>> Start MATERIAL FOR THE TASK

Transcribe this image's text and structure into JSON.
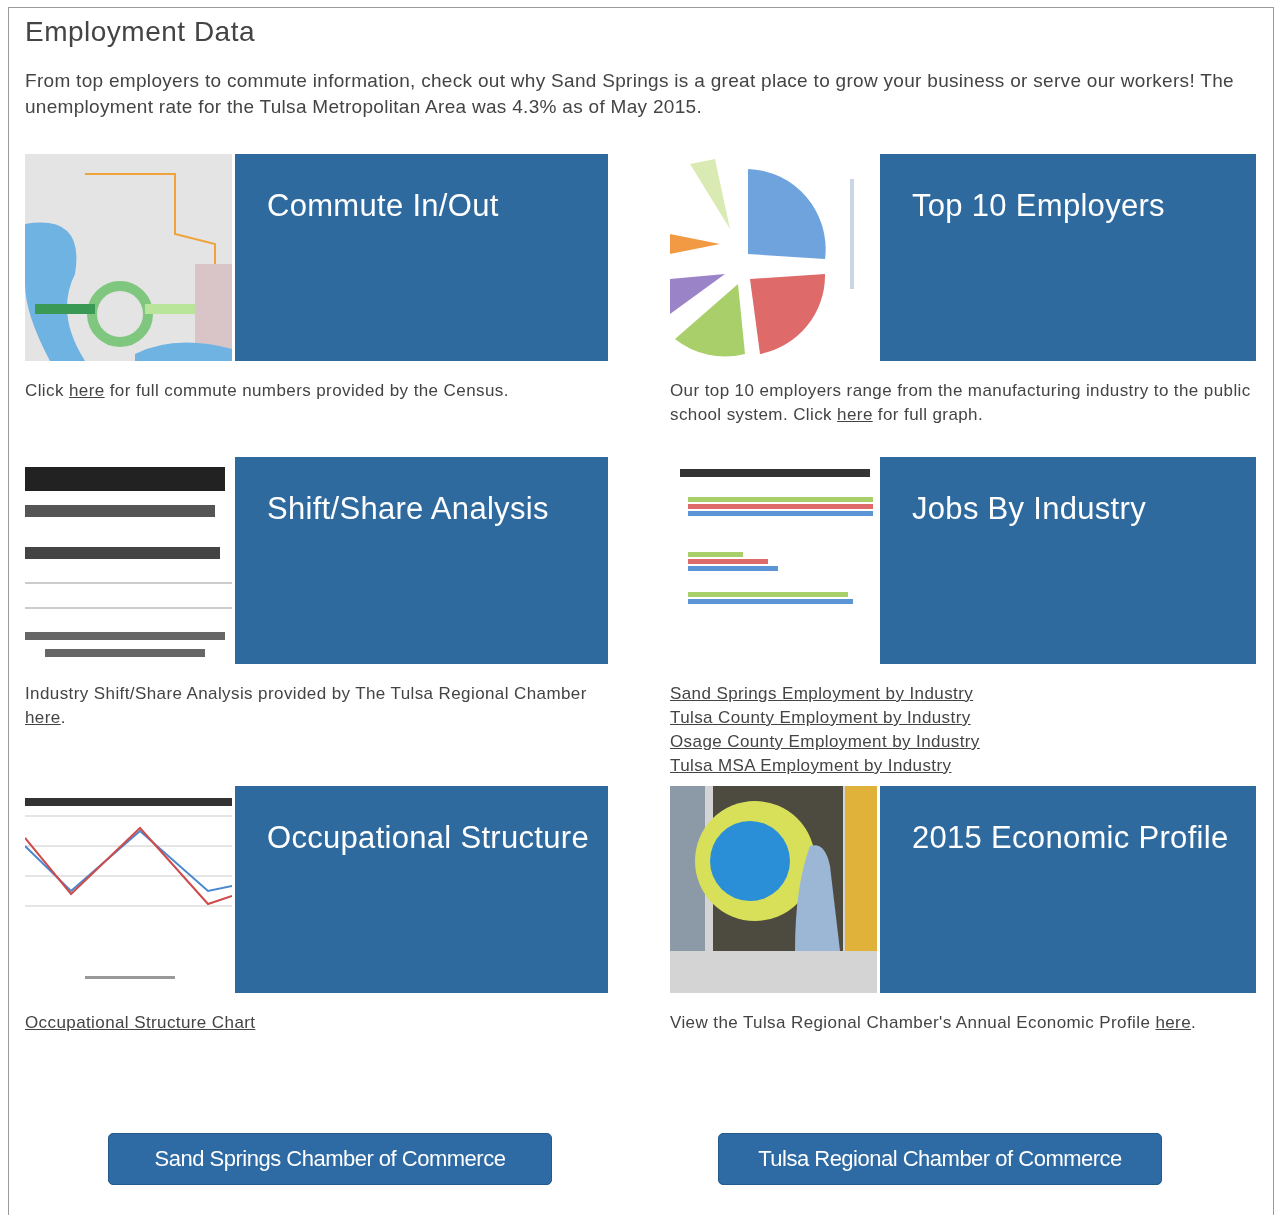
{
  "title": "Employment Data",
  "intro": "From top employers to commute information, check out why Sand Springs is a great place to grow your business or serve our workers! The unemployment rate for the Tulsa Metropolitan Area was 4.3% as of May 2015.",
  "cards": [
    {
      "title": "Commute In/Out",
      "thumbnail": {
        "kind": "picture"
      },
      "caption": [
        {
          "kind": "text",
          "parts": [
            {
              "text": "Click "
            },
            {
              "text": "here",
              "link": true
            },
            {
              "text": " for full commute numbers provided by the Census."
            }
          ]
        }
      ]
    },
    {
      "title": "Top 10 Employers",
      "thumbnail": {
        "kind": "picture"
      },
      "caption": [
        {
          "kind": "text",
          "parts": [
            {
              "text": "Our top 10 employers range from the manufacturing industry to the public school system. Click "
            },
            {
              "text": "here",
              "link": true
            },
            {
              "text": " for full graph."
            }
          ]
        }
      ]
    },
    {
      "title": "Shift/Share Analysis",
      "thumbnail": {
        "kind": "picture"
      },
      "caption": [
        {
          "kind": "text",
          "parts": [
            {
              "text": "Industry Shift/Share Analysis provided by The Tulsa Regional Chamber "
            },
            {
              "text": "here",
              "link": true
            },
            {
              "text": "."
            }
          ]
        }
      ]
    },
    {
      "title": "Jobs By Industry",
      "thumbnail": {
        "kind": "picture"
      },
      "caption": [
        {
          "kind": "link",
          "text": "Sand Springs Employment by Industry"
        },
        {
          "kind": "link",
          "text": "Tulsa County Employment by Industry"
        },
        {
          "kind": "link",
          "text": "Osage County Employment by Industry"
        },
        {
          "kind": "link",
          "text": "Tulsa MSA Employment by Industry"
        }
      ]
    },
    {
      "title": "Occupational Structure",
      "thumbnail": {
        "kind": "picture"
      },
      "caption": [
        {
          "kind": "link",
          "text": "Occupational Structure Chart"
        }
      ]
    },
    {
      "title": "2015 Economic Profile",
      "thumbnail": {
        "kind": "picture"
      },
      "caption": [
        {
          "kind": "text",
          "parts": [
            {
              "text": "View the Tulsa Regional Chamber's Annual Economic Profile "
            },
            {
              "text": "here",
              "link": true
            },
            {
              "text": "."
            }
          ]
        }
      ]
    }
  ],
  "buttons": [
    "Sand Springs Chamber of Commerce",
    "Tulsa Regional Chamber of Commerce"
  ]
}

>> End MATERIAL FOR THE TASK
>> Start MATERIAL FOR THE TASK

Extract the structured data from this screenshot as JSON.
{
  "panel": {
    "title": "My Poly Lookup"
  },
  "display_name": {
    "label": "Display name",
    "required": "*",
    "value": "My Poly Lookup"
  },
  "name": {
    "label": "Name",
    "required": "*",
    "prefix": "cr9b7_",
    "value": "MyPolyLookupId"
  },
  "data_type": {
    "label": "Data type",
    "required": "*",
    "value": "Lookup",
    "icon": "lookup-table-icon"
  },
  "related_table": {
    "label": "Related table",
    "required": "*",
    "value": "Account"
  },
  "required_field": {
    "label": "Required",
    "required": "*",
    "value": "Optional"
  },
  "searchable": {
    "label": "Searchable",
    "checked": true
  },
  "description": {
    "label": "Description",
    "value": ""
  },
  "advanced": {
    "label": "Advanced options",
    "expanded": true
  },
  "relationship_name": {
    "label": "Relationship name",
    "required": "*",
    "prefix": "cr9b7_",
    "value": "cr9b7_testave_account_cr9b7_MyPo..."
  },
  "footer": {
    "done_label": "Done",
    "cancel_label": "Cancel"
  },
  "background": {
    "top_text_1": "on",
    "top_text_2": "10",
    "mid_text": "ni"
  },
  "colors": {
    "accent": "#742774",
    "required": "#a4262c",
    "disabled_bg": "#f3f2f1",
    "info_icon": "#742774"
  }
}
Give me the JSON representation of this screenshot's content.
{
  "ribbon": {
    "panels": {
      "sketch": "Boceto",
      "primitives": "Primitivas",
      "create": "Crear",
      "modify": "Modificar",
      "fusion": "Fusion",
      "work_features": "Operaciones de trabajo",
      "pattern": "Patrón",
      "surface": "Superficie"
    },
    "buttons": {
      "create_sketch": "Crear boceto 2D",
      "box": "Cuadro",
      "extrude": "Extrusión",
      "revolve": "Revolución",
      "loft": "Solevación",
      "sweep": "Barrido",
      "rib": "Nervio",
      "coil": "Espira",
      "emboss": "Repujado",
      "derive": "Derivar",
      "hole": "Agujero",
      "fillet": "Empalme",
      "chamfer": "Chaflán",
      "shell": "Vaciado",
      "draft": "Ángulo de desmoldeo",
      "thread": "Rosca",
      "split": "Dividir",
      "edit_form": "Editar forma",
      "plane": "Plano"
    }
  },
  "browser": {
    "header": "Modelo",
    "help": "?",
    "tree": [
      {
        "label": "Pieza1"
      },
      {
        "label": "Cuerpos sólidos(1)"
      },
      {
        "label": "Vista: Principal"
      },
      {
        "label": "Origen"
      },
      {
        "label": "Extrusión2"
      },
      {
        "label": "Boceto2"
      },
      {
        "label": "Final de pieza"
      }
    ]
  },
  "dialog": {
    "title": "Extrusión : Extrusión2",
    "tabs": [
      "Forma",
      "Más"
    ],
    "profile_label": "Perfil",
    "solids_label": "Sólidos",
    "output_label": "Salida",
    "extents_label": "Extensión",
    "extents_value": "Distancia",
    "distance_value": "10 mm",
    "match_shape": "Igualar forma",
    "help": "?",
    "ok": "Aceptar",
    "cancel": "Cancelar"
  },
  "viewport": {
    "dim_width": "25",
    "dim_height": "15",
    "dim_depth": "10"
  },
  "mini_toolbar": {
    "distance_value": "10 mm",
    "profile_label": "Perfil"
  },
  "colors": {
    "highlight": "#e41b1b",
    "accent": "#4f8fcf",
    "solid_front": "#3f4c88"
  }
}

>> End MATERIAL FOR THE TASK
>> Start MATERIAL FOR THE TASK

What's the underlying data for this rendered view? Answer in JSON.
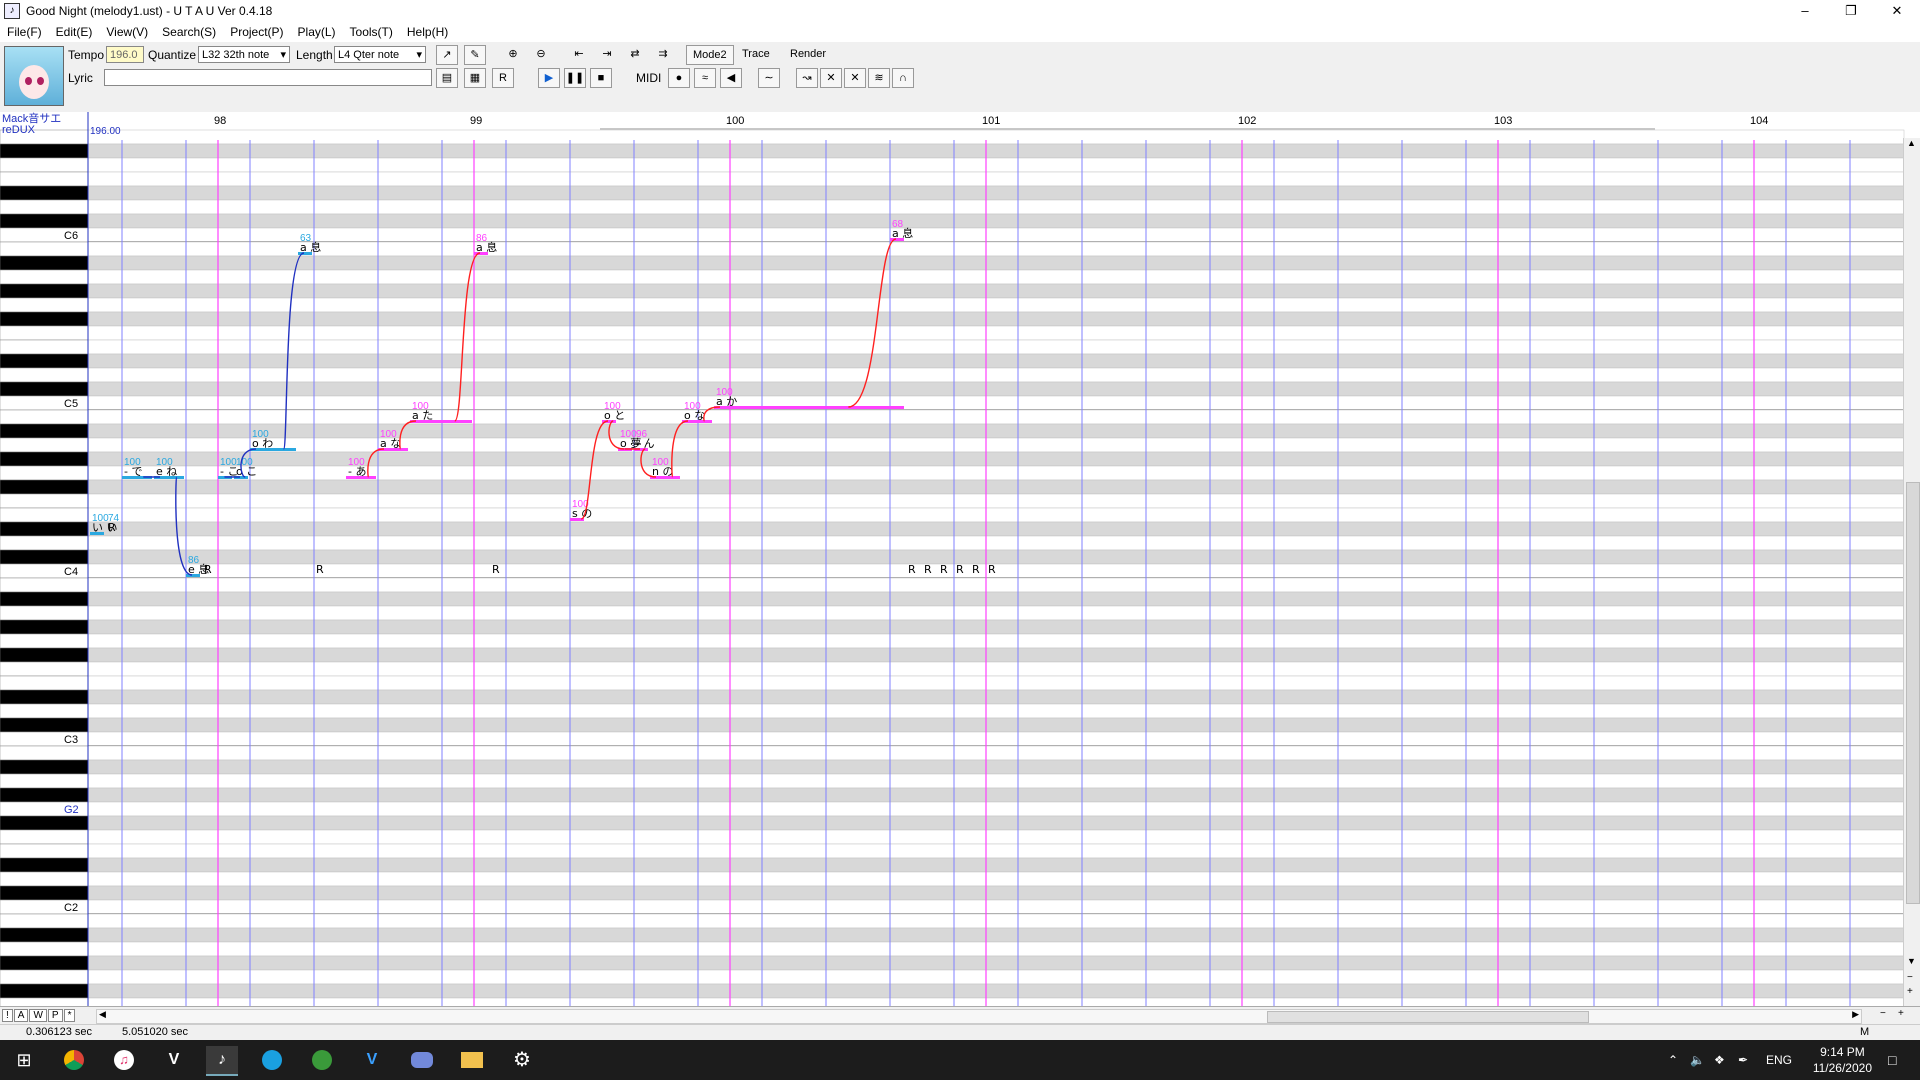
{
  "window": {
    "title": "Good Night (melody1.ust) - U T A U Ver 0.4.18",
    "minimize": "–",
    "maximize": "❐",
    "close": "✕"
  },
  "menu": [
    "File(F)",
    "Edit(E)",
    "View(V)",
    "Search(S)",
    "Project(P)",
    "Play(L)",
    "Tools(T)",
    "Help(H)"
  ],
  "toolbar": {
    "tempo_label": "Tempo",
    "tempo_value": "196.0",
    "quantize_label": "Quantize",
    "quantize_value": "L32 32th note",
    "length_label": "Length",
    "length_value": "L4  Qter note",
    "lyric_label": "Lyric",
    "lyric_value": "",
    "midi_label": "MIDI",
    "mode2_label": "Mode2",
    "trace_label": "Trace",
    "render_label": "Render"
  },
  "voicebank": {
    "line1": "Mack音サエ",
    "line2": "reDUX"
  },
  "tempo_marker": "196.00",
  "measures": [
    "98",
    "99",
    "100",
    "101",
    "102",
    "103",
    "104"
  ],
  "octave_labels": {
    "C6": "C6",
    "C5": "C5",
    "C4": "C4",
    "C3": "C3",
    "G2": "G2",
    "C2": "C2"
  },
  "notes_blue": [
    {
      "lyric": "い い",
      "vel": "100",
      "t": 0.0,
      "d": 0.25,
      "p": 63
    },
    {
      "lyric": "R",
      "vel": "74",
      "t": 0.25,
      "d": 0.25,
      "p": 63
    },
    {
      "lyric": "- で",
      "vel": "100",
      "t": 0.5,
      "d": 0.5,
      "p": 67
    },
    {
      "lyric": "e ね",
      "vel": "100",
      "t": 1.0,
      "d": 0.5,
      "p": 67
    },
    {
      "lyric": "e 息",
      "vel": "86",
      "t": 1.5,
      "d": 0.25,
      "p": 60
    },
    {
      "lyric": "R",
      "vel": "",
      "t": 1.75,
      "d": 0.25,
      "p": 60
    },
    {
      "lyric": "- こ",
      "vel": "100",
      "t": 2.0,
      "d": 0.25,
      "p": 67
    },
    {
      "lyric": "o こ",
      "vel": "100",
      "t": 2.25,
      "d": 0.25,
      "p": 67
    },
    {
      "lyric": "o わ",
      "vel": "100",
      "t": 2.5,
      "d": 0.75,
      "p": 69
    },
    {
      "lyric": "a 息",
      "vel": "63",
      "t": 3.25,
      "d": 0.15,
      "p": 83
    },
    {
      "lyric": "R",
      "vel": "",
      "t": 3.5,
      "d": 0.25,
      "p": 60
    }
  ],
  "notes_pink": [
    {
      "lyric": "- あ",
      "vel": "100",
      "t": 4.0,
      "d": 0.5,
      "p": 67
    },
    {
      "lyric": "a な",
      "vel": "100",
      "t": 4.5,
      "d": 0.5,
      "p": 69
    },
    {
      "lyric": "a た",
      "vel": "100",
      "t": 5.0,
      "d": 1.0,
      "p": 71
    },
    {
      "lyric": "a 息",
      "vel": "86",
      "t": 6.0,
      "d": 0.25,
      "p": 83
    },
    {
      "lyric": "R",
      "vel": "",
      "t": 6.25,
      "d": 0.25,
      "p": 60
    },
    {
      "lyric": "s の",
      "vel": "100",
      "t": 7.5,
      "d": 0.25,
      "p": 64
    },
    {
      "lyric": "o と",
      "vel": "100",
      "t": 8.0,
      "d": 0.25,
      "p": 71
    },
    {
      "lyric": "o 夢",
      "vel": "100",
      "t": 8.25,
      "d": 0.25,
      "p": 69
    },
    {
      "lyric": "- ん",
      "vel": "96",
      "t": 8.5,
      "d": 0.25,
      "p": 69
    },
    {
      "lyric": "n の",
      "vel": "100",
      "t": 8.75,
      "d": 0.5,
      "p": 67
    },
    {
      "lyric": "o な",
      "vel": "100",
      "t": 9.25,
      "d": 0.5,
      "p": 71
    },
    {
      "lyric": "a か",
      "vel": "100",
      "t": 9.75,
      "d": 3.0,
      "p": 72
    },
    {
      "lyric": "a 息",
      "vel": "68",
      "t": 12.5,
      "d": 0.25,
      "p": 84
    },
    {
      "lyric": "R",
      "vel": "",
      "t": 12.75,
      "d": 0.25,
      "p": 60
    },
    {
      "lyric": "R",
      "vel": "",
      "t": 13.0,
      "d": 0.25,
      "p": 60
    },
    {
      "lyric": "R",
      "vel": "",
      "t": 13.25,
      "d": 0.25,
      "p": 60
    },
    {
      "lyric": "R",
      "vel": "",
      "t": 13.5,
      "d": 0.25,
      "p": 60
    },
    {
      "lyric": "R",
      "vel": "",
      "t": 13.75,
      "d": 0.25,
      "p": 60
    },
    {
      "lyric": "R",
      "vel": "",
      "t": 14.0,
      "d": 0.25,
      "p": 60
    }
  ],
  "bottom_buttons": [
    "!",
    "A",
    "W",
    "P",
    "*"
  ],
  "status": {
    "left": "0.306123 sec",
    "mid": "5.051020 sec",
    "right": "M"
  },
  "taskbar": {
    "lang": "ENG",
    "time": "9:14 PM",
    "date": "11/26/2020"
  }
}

>> End MATERIAL FOR THE TASK

STATED PROBLEM: Pick out every line above that contains the word "Occupational" and copy it.

FULL OUTPUT:
      "title": "Occupational Structure",
          "text": "Occupational Structure Chart"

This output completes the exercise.